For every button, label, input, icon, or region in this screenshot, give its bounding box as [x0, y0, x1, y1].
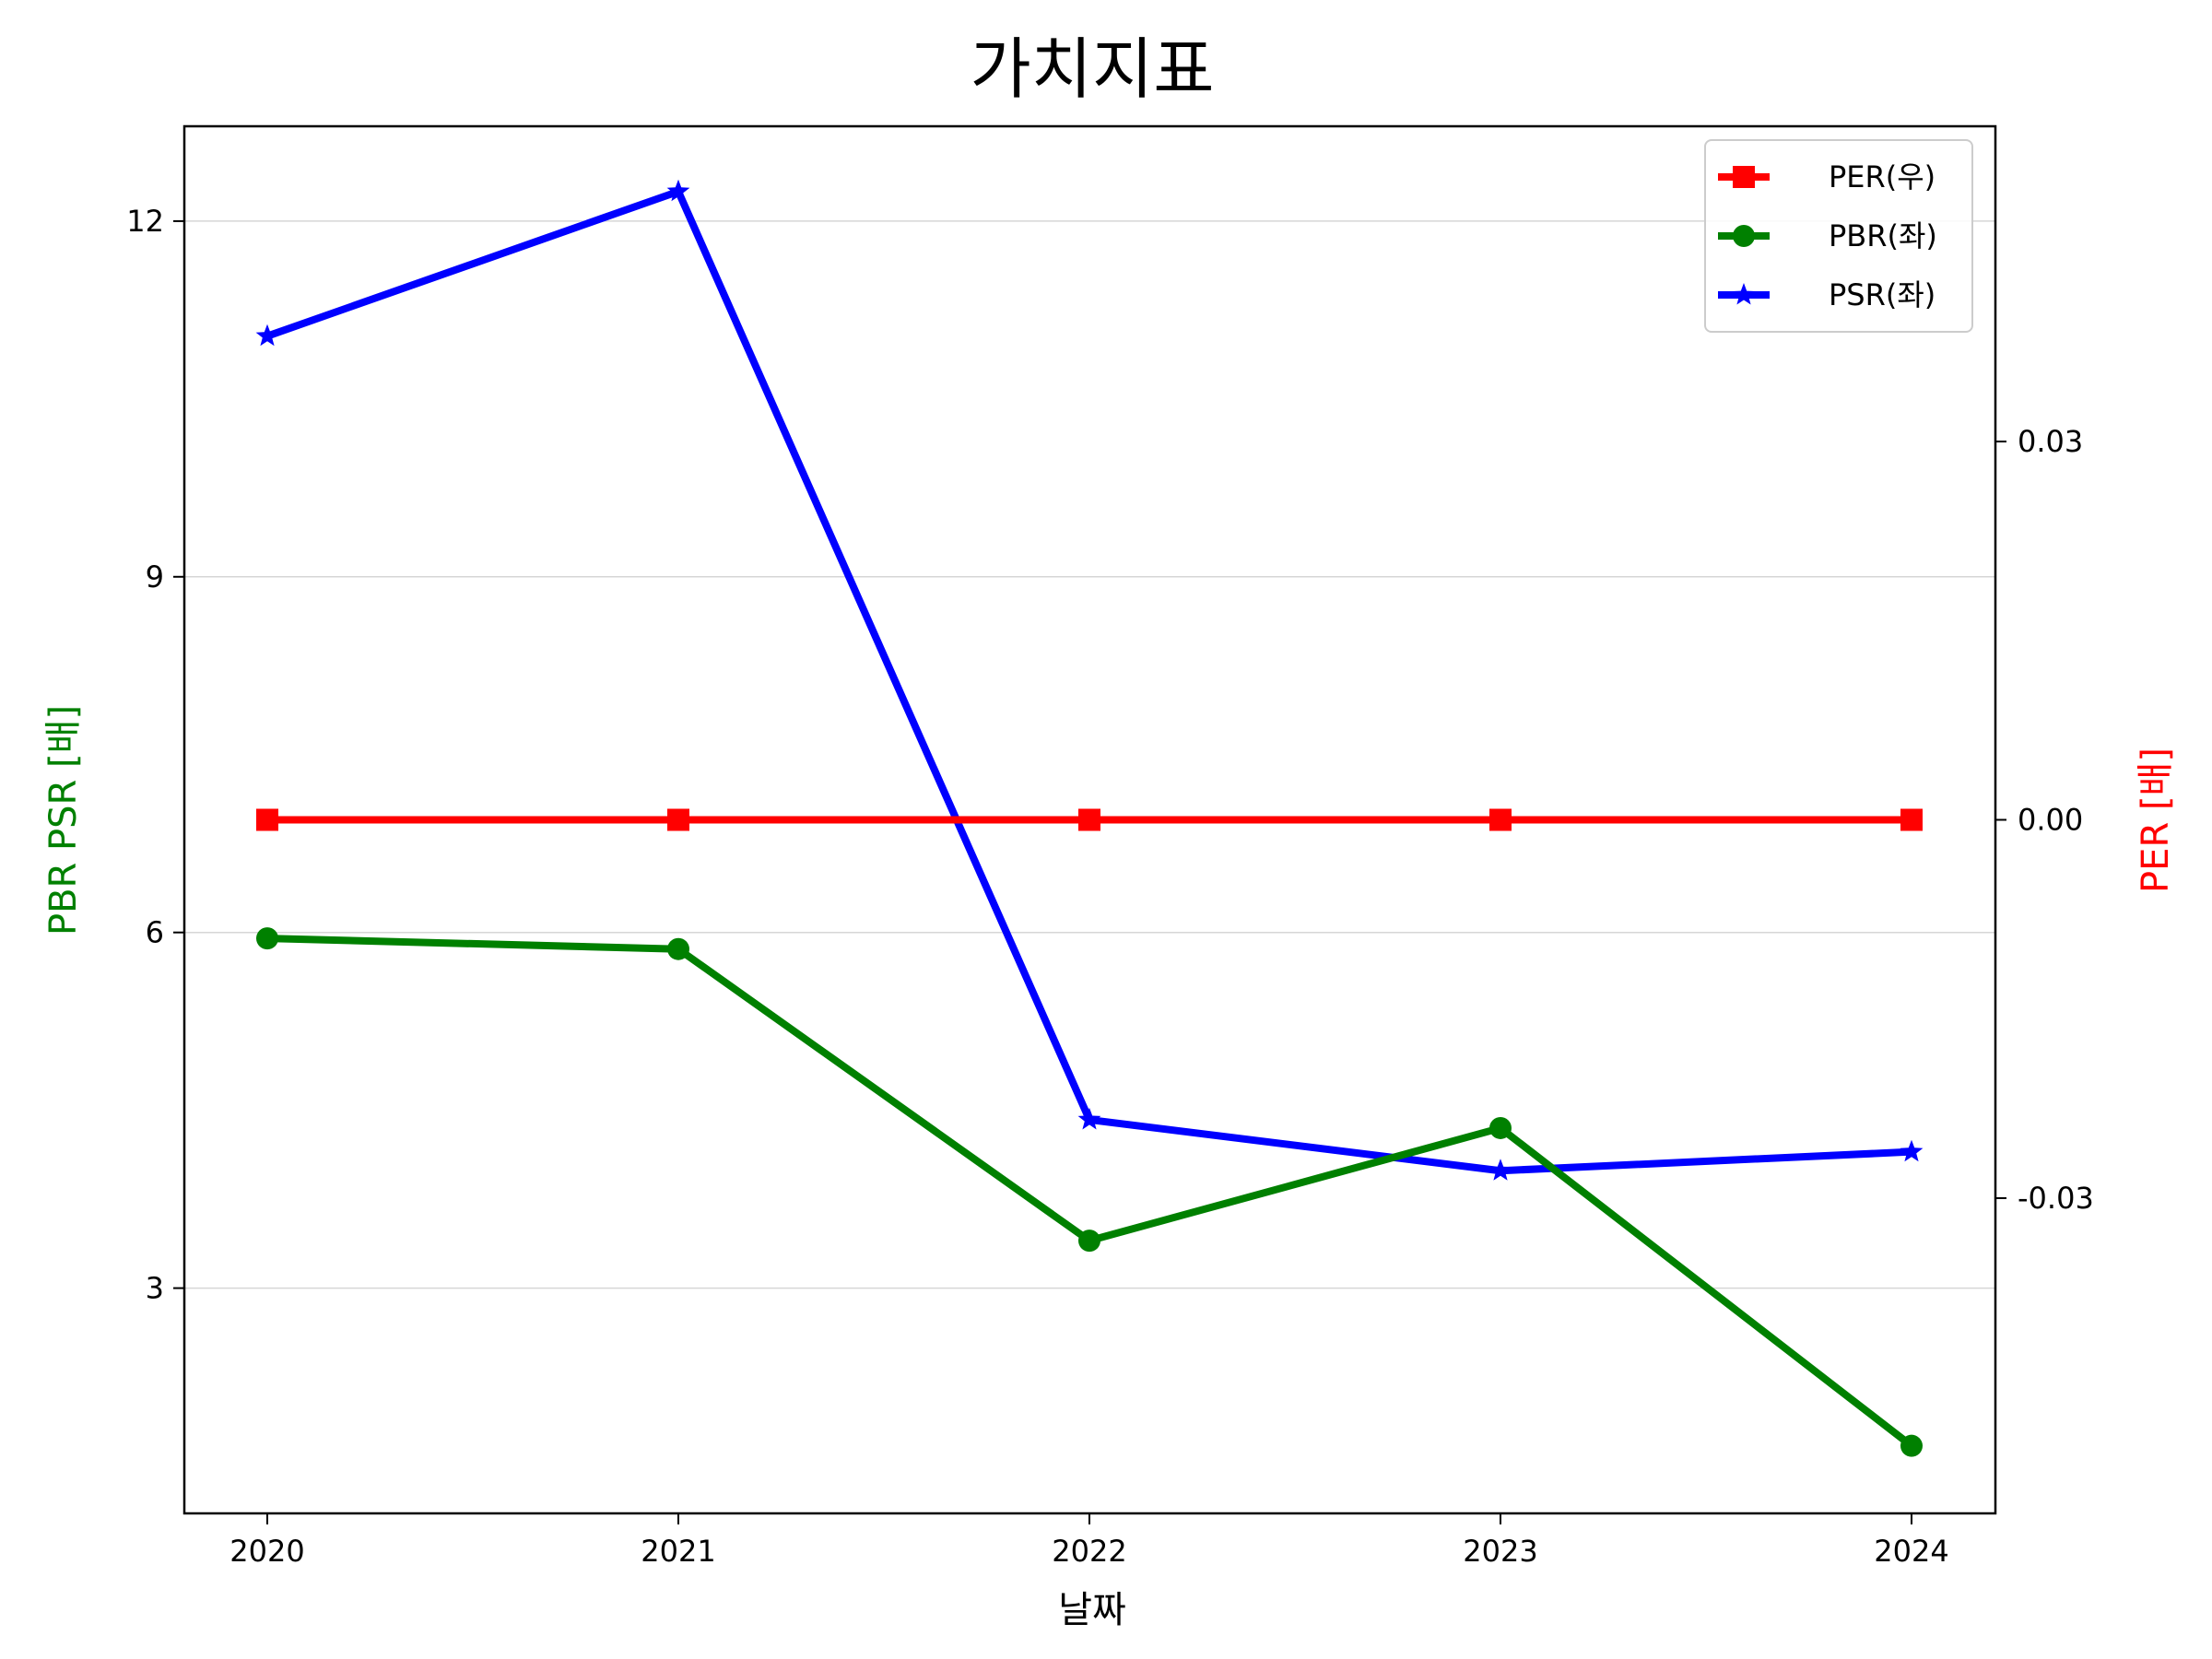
legend-label: PBR(좌)	[1829, 218, 1937, 253]
data-point-pbr	[1489, 1116, 1512, 1139]
legend-box	[1704, 139, 1973, 333]
data-point-per	[256, 808, 278, 831]
series-psr	[255, 179, 1924, 1181]
y-left-tick-label: 3	[146, 1271, 164, 1306]
y-axis-right: -0.03 0.00 0.03	[1995, 424, 2094, 1216]
data-point-pbr	[667, 937, 689, 960]
series-per	[256, 808, 1923, 831]
legend: PER(우) PBR(좌) PSR(좌)	[1704, 139, 1973, 333]
data-point-psr	[666, 179, 690, 202]
x-tick-label: 2020	[229, 1534, 304, 1569]
data-point-pbr	[1078, 1230, 1100, 1253]
series-layer	[255, 179, 1924, 1457]
y-right-tick-label: 0.00	[2018, 803, 2083, 838]
data-point-pbr	[1900, 1434, 1923, 1457]
legend-item-psr: PSR(좌)	[1718, 277, 1936, 312]
data-point-psr	[1900, 1139, 1924, 1162]
y-left-tick-label: 6	[146, 915, 164, 950]
data-point-per	[1900, 808, 1923, 831]
x-tick-label: 2024	[1874, 1534, 1948, 1569]
y-axis-right-label: PER [배]	[2135, 747, 2177, 893]
data-point-per	[667, 808, 689, 831]
y-right-tick-label: 0.03	[2018, 424, 2083, 459]
data-point-per	[1078, 808, 1100, 831]
data-point-psr	[1077, 1107, 1101, 1130]
y-left-tick-label: 12	[126, 204, 164, 239]
data-point-per	[1489, 808, 1512, 831]
series-pbr	[256, 927, 1923, 1457]
chart-title: 가치지표	[971, 30, 1215, 108]
x-axis: 2020 2021 2022 2023 2024	[229, 1513, 1949, 1569]
y-right-tick-label: -0.03	[2018, 1181, 2094, 1216]
legend-marker	[1733, 166, 1755, 188]
grid-lines	[184, 220, 1995, 1289]
data-point-pbr	[256, 927, 278, 950]
legend-item-pbr: PBR(좌)	[1718, 218, 1937, 253]
legend-label: PER(우)	[1829, 159, 1936, 194]
x-tick-label: 2023	[1463, 1534, 1537, 1569]
x-axis-label: 날짜	[1058, 1589, 1126, 1631]
legend-marker	[1733, 225, 1755, 247]
data-point-psr	[255, 324, 279, 347]
x-tick-label: 2021	[641, 1534, 715, 1569]
y-axis-left-label: PBR PSR [배]	[42, 705, 85, 935]
y-axis-left: 3 6 9 12	[126, 204, 184, 1306]
x-tick-label: 2022	[1052, 1534, 1126, 1569]
legend-item-per: PER(우)	[1718, 159, 1936, 194]
legend-label: PSR(좌)	[1829, 277, 1936, 312]
legend-marker	[1732, 283, 1756, 305]
data-point-psr	[1488, 1159, 1512, 1181]
y-left-tick-label: 9	[146, 559, 164, 594]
____________________
◆ **DIRECTIVE**: Please put the lines above into a numbered list, skipping any blank ones and leaving out the picture.

◆ **RESULT OF THIS TASK**:
1. For every button, label, input, icon, or region in this screenshot, give its bounding box as [x0, y0, x1, y1].
2. legend-label: PBR(좌)	[1829, 218, 1937, 253]
3. data-point-pbr	[1489, 1116, 1512, 1139]
4. legend-box	[1704, 139, 1973, 333]
5. data-point-per	[256, 808, 278, 831]
6. series-psr	[255, 179, 1924, 1181]
7. y-left-tick-label: 3	[146, 1271, 164, 1306]
8. y-axis-right: -0.03 0.00 0.03	[1995, 424, 2094, 1216]
9. data-point-pbr	[667, 937, 689, 960]
10. series-per	[256, 808, 1923, 831]
11. legend: PER(우) PBR(좌) PSR(좌)	[1704, 139, 1973, 333]
12. data-point-psr	[666, 179, 690, 202]
13. x-tick-label: 2020	[229, 1534, 304, 1569]
14. data-point-pbr	[1078, 1230, 1100, 1253]
15. series-layer	[255, 179, 1924, 1457]
16. y-right-tick-label: 0.00	[2018, 803, 2083, 838]
17. data-point-pbr	[1900, 1434, 1923, 1457]
18. legend-item-psr: PSR(좌)	[1718, 277, 1936, 312]
19. data-point-psr	[1900, 1139, 1924, 1162]
20. y-left-tick-label: 6	[146, 915, 164, 950]
21. data-point-per	[1900, 808, 1923, 831]
22. x-tick-label: 2024	[1874, 1534, 1948, 1569]
23. y-axis-right-label: PER [배]	[2135, 747, 2177, 893]
24. data-point-per	[667, 808, 689, 831]
25. y-right-tick-label: 0.03	[2018, 424, 2083, 459]
26. data-point-per	[1078, 808, 1100, 831]
27. data-point-psr	[1077, 1107, 1101, 1130]
28. y-left-tick-label: 12	[126, 204, 164, 239]
29. data-point-per	[1489, 808, 1512, 831]
30. series-pbr	[256, 927, 1923, 1457]
31. chart-title: 가치지표	[971, 30, 1215, 108]
32. x-axis: 2020 2021 2022 2023 2024	[229, 1513, 1949, 1569]
33. y-right-tick-label: -0.03	[2018, 1181, 2094, 1216]
34. legend-marker	[1733, 166, 1755, 188]
35. grid-lines	[184, 220, 1995, 1289]
36. data-point-pbr	[256, 927, 278, 950]
37. legend-item-pbr: PBR(좌)	[1718, 218, 1937, 253]
38. legend-label: PER(우)	[1829, 159, 1936, 194]
39. x-tick-label: 2023	[1463, 1534, 1537, 1569]
40. x-axis-label: 날짜	[1058, 1589, 1126, 1631]
41. legend-marker	[1733, 225, 1755, 247]
42. data-point-psr	[255, 324, 279, 347]
43. x-tick-label: 2021	[641, 1534, 715, 1569]
44. y-axis-left-label: PBR PSR [배]	[42, 705, 85, 935]
45. y-axis-left: 3 6 9 12	[126, 204, 184, 1306]
46. x-tick-label: 2022	[1052, 1534, 1126, 1569]
47. legend-item-per: PER(우)	[1718, 159, 1936, 194]
48. legend-label: PSR(좌)	[1829, 277, 1936, 312]
49. legend-marker	[1732, 283, 1756, 305]
50. data-point-psr	[1488, 1159, 1512, 1181]
51. y-left-tick-label: 9	[146, 559, 164, 594]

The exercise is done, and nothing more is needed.